(Records from a data collection)
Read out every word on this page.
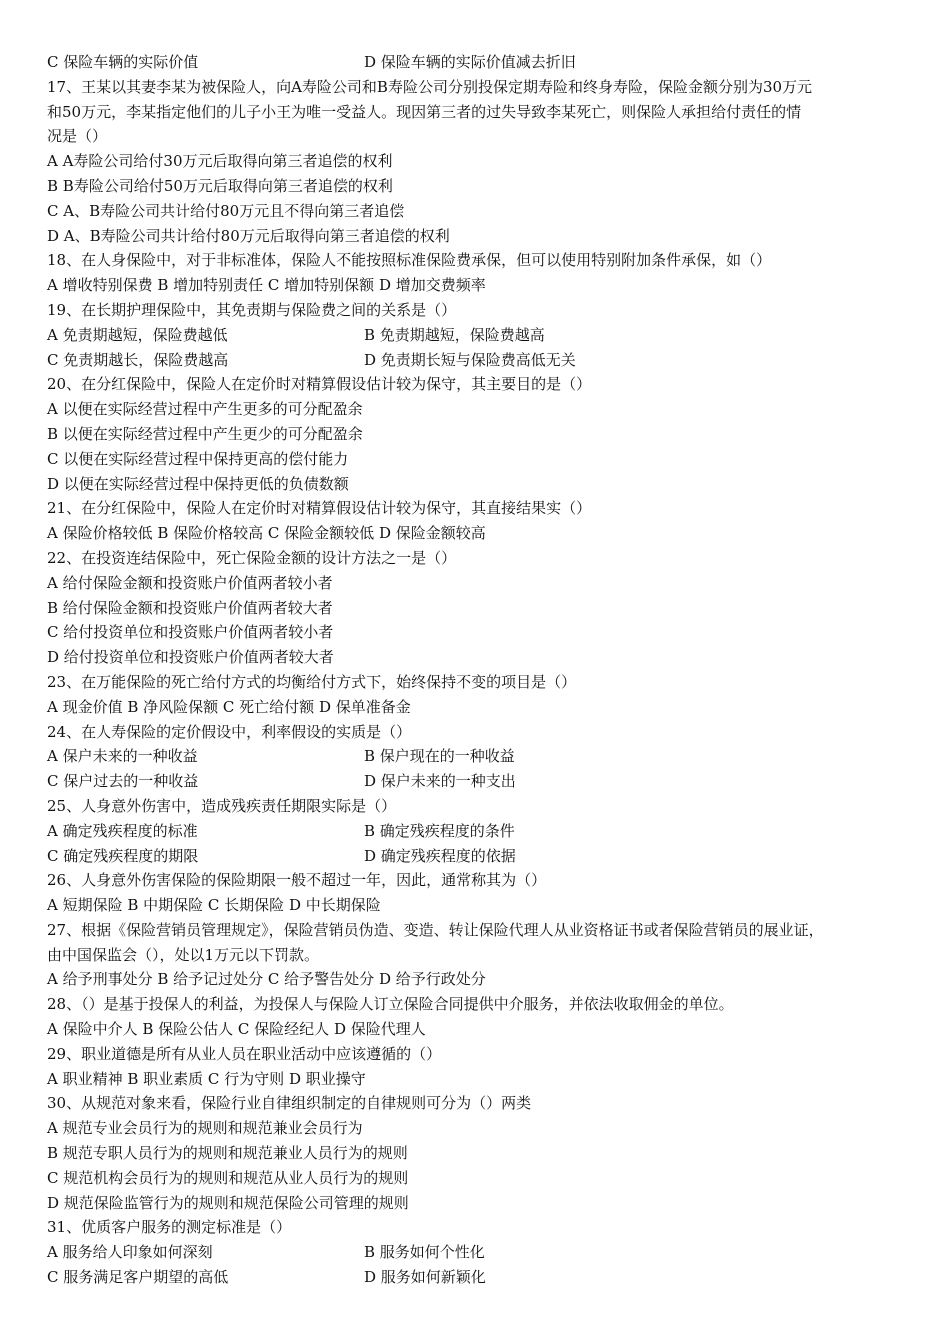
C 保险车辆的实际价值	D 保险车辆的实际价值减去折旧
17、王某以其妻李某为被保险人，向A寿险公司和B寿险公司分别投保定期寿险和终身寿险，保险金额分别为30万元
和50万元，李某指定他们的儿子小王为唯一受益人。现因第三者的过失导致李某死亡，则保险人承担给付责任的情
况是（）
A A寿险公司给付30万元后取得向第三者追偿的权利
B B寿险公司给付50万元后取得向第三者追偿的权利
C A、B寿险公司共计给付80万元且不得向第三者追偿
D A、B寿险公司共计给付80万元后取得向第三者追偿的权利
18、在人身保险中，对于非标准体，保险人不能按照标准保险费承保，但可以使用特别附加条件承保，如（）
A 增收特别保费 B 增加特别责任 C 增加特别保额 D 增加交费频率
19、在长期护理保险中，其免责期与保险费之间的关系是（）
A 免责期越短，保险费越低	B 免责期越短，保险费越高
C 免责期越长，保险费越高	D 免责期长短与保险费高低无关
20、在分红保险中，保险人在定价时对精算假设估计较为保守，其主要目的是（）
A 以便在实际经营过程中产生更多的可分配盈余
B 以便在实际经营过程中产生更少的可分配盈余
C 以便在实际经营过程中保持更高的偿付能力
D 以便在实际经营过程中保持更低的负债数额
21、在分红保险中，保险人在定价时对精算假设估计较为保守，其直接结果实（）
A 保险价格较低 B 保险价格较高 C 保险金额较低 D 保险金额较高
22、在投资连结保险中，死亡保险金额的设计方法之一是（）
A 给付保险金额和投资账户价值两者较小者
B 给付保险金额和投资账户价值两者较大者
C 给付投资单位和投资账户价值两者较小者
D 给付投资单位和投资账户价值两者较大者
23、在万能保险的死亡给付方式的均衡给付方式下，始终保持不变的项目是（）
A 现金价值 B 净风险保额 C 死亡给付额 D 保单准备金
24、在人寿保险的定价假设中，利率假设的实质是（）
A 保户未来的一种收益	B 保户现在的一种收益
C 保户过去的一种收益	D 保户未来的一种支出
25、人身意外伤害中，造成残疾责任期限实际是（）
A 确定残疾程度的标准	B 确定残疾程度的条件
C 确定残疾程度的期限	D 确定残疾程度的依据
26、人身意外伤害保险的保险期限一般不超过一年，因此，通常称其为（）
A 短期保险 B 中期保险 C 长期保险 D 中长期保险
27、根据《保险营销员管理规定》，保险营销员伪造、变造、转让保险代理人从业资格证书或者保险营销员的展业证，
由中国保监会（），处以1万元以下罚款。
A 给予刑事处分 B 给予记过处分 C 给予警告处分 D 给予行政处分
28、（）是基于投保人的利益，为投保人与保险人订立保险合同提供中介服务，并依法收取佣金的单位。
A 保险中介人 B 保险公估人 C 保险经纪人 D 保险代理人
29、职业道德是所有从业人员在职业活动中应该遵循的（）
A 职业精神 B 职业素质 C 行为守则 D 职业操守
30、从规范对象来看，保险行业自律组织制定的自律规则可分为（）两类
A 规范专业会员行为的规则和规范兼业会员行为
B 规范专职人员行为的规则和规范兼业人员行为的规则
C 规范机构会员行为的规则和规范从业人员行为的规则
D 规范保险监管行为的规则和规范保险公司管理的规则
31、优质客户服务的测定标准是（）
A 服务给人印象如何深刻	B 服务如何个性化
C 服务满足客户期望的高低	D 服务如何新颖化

---

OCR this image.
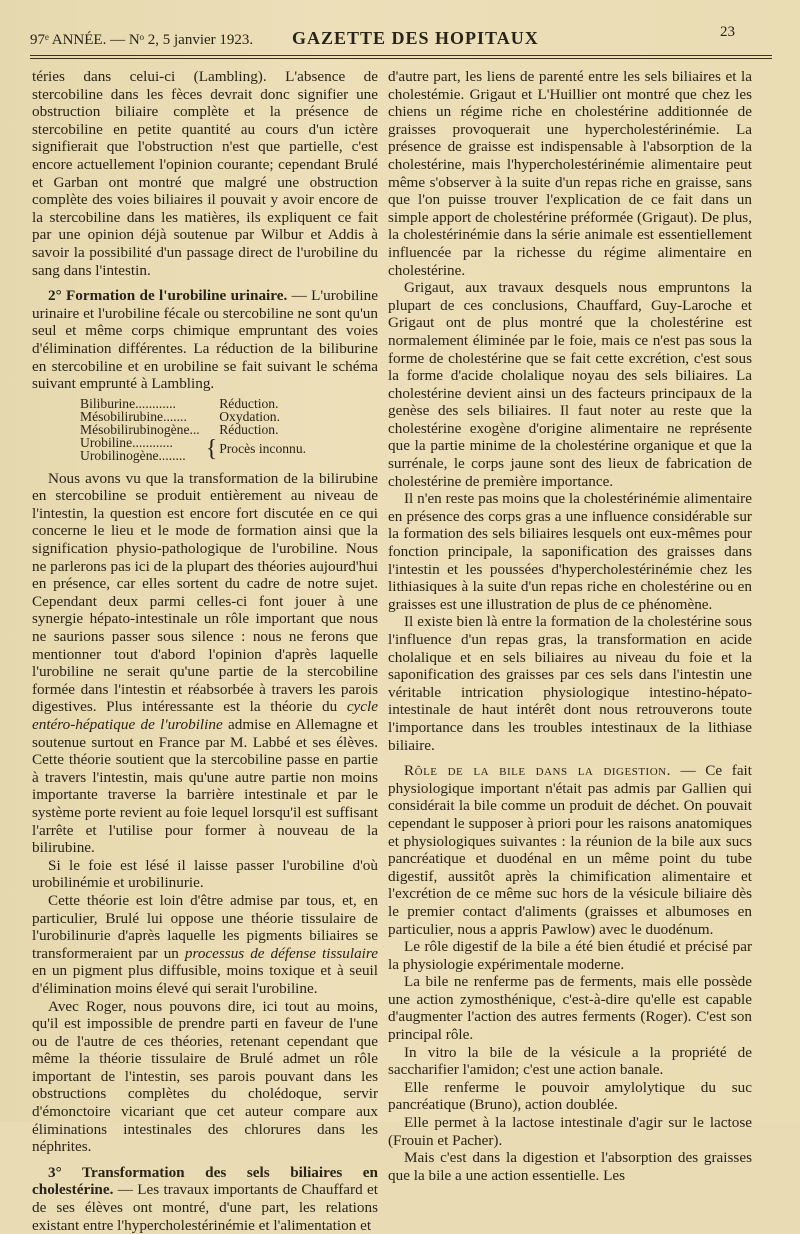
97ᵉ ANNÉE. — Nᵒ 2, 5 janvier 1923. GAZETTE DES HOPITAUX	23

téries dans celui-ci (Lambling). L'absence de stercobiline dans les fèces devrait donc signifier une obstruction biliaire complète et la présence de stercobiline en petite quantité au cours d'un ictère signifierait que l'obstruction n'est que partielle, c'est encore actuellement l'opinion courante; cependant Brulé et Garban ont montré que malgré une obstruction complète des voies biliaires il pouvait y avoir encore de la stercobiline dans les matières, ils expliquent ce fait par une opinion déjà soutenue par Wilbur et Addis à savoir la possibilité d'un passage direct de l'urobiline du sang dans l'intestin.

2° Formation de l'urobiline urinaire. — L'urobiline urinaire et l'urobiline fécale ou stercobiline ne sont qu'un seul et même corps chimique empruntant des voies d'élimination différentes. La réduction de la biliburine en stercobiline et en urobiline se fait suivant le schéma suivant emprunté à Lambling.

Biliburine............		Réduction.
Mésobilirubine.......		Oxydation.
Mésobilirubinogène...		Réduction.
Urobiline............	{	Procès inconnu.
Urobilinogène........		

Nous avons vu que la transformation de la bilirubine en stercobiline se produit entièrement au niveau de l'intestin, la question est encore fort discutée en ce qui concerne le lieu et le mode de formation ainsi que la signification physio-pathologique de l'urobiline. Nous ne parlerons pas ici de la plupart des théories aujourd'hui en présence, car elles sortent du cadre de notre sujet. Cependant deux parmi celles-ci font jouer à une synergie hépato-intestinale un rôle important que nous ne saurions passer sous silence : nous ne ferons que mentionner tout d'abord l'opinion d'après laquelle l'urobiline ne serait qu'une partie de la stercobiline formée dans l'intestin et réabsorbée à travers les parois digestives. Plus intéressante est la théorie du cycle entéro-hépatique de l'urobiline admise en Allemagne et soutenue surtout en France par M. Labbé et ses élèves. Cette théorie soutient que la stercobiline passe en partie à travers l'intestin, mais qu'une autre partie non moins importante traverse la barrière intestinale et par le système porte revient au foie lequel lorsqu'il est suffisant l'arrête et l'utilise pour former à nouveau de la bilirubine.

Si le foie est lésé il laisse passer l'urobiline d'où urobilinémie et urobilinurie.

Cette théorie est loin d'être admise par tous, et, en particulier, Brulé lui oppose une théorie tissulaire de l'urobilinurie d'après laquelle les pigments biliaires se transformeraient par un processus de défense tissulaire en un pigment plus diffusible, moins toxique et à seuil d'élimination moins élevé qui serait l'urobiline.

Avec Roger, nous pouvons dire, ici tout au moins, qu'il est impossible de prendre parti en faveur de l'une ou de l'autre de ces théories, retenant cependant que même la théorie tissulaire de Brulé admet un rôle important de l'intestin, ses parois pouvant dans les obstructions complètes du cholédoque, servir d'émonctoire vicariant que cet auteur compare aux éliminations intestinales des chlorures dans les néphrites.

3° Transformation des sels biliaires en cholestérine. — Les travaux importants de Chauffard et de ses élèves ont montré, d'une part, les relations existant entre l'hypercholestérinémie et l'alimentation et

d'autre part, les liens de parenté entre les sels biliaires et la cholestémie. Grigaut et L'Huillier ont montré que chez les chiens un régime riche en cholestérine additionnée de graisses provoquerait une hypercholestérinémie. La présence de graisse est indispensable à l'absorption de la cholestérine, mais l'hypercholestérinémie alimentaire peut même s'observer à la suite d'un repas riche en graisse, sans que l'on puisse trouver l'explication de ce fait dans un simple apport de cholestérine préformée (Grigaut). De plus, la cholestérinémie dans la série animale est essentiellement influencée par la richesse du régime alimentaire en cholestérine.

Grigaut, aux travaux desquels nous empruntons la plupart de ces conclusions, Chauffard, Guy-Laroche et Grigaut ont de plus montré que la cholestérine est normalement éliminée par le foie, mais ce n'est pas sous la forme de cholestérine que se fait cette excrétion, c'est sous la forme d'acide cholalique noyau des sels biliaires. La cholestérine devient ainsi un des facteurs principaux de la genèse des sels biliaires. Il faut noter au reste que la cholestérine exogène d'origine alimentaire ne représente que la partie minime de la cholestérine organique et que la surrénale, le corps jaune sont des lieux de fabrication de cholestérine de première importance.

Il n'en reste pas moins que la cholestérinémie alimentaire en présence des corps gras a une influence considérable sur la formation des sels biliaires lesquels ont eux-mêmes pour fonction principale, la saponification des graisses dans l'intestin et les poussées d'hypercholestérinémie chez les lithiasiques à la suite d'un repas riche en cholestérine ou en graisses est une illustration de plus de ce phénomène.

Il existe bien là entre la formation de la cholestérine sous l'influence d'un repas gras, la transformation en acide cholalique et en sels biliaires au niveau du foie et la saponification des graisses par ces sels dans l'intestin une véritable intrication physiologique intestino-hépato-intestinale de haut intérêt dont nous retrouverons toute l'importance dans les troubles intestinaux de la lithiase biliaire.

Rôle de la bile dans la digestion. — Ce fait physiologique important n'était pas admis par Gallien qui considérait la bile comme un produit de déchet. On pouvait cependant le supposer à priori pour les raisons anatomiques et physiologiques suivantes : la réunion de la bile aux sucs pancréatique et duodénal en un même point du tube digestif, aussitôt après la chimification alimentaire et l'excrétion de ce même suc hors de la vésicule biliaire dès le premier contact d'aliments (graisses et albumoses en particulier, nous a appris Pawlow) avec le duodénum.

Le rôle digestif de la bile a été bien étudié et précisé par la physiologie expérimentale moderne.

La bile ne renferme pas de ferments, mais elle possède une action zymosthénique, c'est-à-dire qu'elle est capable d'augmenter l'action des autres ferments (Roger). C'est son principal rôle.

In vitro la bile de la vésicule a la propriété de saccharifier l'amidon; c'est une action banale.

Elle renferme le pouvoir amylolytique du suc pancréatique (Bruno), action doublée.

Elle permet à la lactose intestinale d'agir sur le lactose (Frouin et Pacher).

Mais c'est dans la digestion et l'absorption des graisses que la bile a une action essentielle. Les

==

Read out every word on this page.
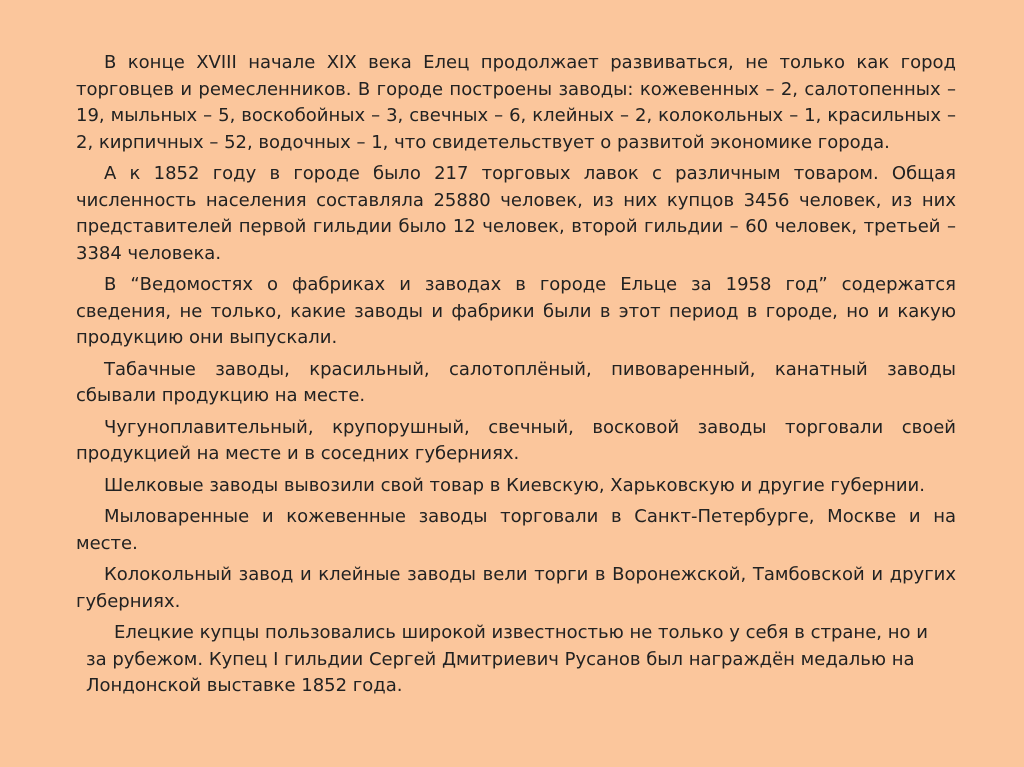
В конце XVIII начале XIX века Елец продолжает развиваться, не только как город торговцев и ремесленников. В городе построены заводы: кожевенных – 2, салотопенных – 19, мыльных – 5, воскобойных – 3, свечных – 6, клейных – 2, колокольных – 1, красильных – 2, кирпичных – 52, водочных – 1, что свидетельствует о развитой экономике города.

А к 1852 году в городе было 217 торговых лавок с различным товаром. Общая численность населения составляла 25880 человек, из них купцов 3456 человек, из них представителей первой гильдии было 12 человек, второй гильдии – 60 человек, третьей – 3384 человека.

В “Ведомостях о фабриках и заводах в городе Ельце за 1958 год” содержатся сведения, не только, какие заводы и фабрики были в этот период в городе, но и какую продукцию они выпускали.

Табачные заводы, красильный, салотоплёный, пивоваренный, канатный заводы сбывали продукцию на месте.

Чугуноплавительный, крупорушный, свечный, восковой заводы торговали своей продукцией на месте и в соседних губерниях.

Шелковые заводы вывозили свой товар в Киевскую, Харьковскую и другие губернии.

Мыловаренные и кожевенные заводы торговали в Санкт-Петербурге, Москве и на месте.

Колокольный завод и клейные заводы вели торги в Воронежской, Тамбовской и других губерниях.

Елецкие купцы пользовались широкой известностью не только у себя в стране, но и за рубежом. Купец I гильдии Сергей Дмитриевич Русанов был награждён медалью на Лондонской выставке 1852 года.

◆ Your objective:
Give solely the number of lines in the data that contain the string "продукцию".

◆ The solution:
2